Can you reproduce the material below with "legend-entry" changed to "legend-item" everywhere and nothing else altered? Omit the pictures from your answer.

════════

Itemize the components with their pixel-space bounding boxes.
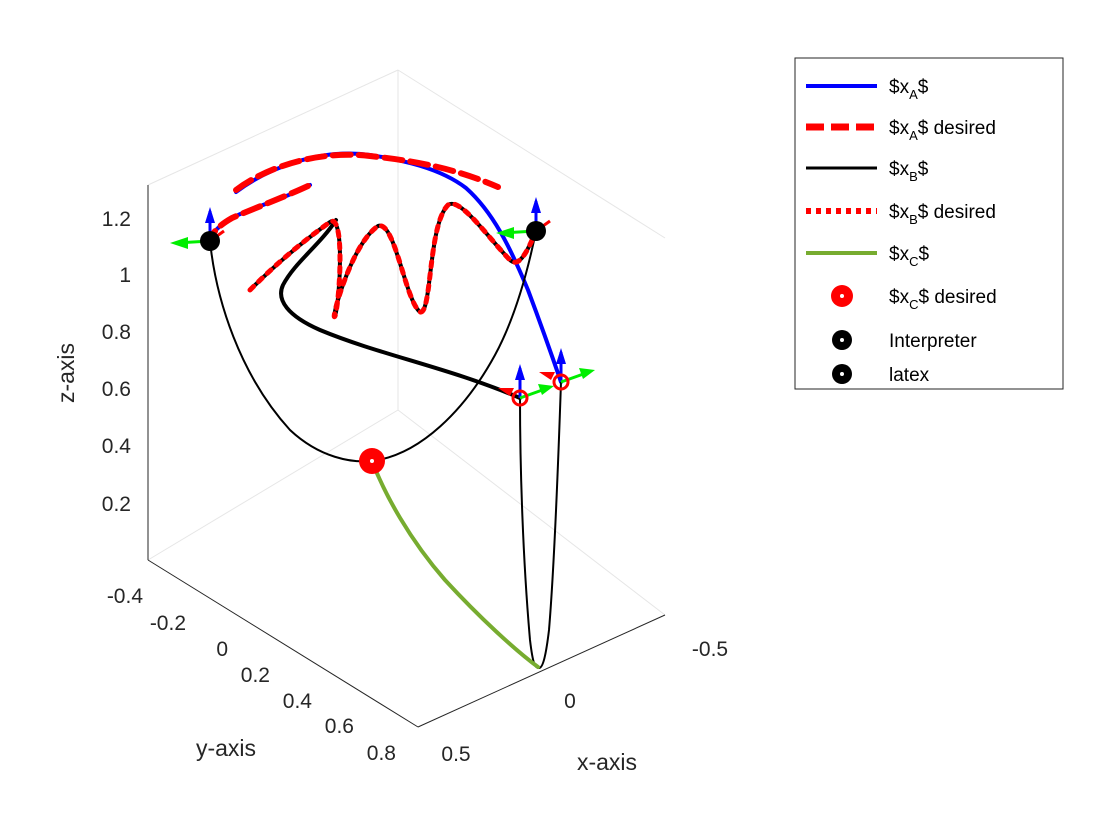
xA-desired-curve <box>207 151 501 244</box>
x-axis-label: x-axis <box>577 749 637 775</box>
legend-swatch-center <box>840 338 844 342</box>
legend-entry: Interpreter <box>832 330 977 352</box>
y-tick-label: 0.2 <box>241 664 270 687</box>
legend-label: Interpreter <box>889 331 977 352</box>
axes-box <box>147 185 666 728</box>
legend-label: $xB$ <box>889 159 929 184</box>
legend-entry: $xA$ <box>806 77 929 102</box>
xB-desired-curve <box>247 201 539 319</box>
frame-z-arrowhead <box>515 364 525 380</box>
legend-label: $xC$ <box>889 244 929 269</box>
legend-label: $xB$ desired <box>889 202 996 227</box>
legend-entry: $xA$ desired <box>806 118 996 143</box>
z-tick-label: 1.2 <box>102 208 131 231</box>
y-tick-label: 0 <box>216 638 228 661</box>
frame-bottom-1 <box>498 364 554 400</box>
legend-swatch-center <box>840 294 844 298</box>
legend-label: latex <box>889 365 930 386</box>
y-tick-labels: -0.4 -0.2 0 0.2 0.4 0.6 0.8 <box>107 585 396 765</box>
y-tick-label: -0.4 <box>107 585 144 608</box>
frame-z-arrowhead <box>205 207 215 223</box>
y-tick-label: 0.6 <box>325 715 354 738</box>
x-tick-label: 0 <box>564 690 576 713</box>
y-tick-label: -0.2 <box>150 612 186 635</box>
frame-x-arrowhead <box>498 388 514 396</box>
y-tick-label: 0.8 <box>367 742 396 765</box>
x-tick-label: -0.5 <box>692 638 728 661</box>
xB-endpoint-marker <box>526 221 546 241</box>
z-tick-label: 1 <box>119 264 131 287</box>
frame-z-arrowhead <box>556 348 566 364</box>
z-tick-labels: 0.2 0.4 0.6 0.8 1 1.2 <box>102 208 132 516</box>
frame-x-arrowhead <box>539 372 555 380</box>
plot-markers <box>170 197 595 474</box>
xB-curve <box>248 201 538 400</box>
desired-ring-marker <box>552 373 570 391</box>
z-tick-label: 0.2 <box>102 493 131 516</box>
z-tick-label: 0.6 <box>102 378 131 401</box>
legend-label: $xA$ desired <box>889 118 996 143</box>
legend-entry: $xC$ desired <box>831 285 997 312</box>
xB-curve <box>519 381 562 669</box>
frame-y-arrowhead <box>579 368 595 379</box>
legend-label: $xC$ desired <box>889 287 997 312</box>
z-tick-label: 0.8 <box>102 321 131 344</box>
legend-entry: $xB$ desired <box>806 202 996 227</box>
y-tick-label: 0.4 <box>283 690 313 713</box>
frame-bottom-2 <box>539 348 595 384</box>
legend-entry: $xB$ <box>806 159 929 184</box>
frame-y-arrowhead <box>538 384 554 395</box>
xB-endpoint-marker <box>200 231 220 251</box>
legend-label: $xA$ <box>889 77 929 102</box>
legend-swatch-center <box>840 372 844 376</box>
legend-entry: $xC$ <box>806 244 929 269</box>
y-axis-label: y-axis <box>196 735 256 761</box>
z-axis-label: z-axis <box>53 343 79 403</box>
legend: $xA$ $xA$ desired $xB$ $xB$ desired $xC$ $xC$… <box>794 57 1064 390</box>
z-tick-label: 0.4 <box>102 435 132 458</box>
desired-ring-marker <box>511 389 529 407</box>
x-tick-labels: 0.5 0 -0.5 <box>441 638 728 766</box>
frame-y-arrowhead <box>170 237 188 249</box>
axes-grid <box>147 69 666 616</box>
xB-curve <box>209 230 537 463</box>
xC-curve <box>370 459 540 669</box>
frame-y-arrowhead <box>496 227 514 239</box>
xC-desired-marker-center <box>370 459 374 463</box>
x-tick-label: 0.5 <box>441 743 470 766</box>
legend-entry: latex <box>832 364 930 386</box>
frame-z-arrowhead <box>531 197 541 213</box>
legend-box <box>794 57 1064 390</box>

════════

# EXERCISE ANSWER
Itemize the components with their pixel-space bounding boxes.
xA-desired-curve <box>207 151 501 244</box>
x-axis-label: x-axis <box>577 749 637 775</box>
legend-swatch-center <box>840 338 844 342</box>
legend-item: Interpreter <box>832 330 977 352</box>
y-tick-label: 0.2 <box>241 664 270 687</box>
legend-label: Interpreter <box>889 331 977 352</box>
axes-box <box>147 185 666 728</box>
legend-label: $xB$ <box>889 159 929 184</box>
legend-item: $xA$ <box>806 77 929 102</box>
xB-desired-curve <box>247 201 539 319</box>
frame-z-arrowhead <box>515 364 525 380</box>
legend-label: $xC$ <box>889 244 929 269</box>
legend-label: $xB$ desired <box>889 202 996 227</box>
legend-item: $xA$ desired <box>806 118 996 143</box>
z-tick-label: 1.2 <box>102 208 131 231</box>
y-tick-label: 0 <box>216 638 228 661</box>
frame-bottom-1 <box>498 364 554 400</box>
legend-swatch-center <box>840 294 844 298</box>
legend-label: latex <box>889 365 930 386</box>
y-tick-labels: -0.4 -0.2 0 0.2 0.4 0.6 0.8 <box>107 585 396 765</box>
y-tick-label: -0.4 <box>107 585 144 608</box>
frame-z-arrowhead <box>205 207 215 223</box>
y-tick-label: 0.6 <box>325 715 354 738</box>
x-tick-label: 0 <box>564 690 576 713</box>
y-tick-label: -0.2 <box>150 612 186 635</box>
frame-x-arrowhead <box>498 388 514 396</box>
y-tick-label: 0.8 <box>367 742 396 765</box>
x-tick-label: -0.5 <box>692 638 728 661</box>
xB-endpoint-marker <box>526 221 546 241</box>
z-tick-label: 1 <box>119 264 131 287</box>
frame-z-arrowhead <box>556 348 566 364</box>
z-tick-labels: 0.2 0.4 0.6 0.8 1 1.2 <box>102 208 132 516</box>
frame-x-arrowhead <box>539 372 555 380</box>
plot-markers <box>170 197 595 474</box>
xB-curve <box>248 201 538 400</box>
desired-ring-marker <box>552 373 570 391</box>
z-tick-label: 0.2 <box>102 493 131 516</box>
z-tick-label: 0.6 <box>102 378 131 401</box>
legend-label: $xA$ desired <box>889 118 996 143</box>
legend-item: $xC$ desired <box>831 285 997 312</box>
xB-curve <box>519 381 562 669</box>
frame-y-arrowhead <box>579 368 595 379</box>
legend-label: $xC$ desired <box>889 287 997 312</box>
z-tick-label: 0.8 <box>102 321 131 344</box>
legend-item: $xB$ desired <box>806 202 996 227</box>
y-tick-label: 0.4 <box>283 690 313 713</box>
frame-bottom-2 <box>539 348 595 384</box>
legend-item: $xB$ <box>806 159 929 184</box>
frame-y-arrowhead <box>538 384 554 395</box>
xB-endpoint-marker <box>200 231 220 251</box>
legend-label: $xA$ <box>889 77 929 102</box>
legend-swatch-center <box>840 372 844 376</box>
legend-item: $xC$ <box>806 244 929 269</box>
y-axis-label: y-axis <box>196 735 256 761</box>
z-axis-label: z-axis <box>53 343 79 403</box>
legend: $xA$ $xA$ desired $xB$ $xB$ desired $xC$ $xC$… <box>794 57 1064 390</box>
z-tick-label: 0.4 <box>102 435 132 458</box>
desired-ring-marker <box>511 389 529 407</box>
x-tick-labels: 0.5 0 -0.5 <box>441 638 728 766</box>
frame-y-arrowhead <box>170 237 188 249</box>
axes-grid <box>147 69 666 616</box>
xB-curve <box>209 230 537 463</box>
xC-curve <box>370 459 540 669</box>
frame-y-arrowhead <box>496 227 514 239</box>
xC-desired-marker-center <box>370 459 374 463</box>
x-tick-label: 0.5 <box>441 743 470 766</box>
legend-item: latex <box>832 364 930 386</box>
frame-z-arrowhead <box>531 197 541 213</box>
legend-box <box>794 57 1064 390</box>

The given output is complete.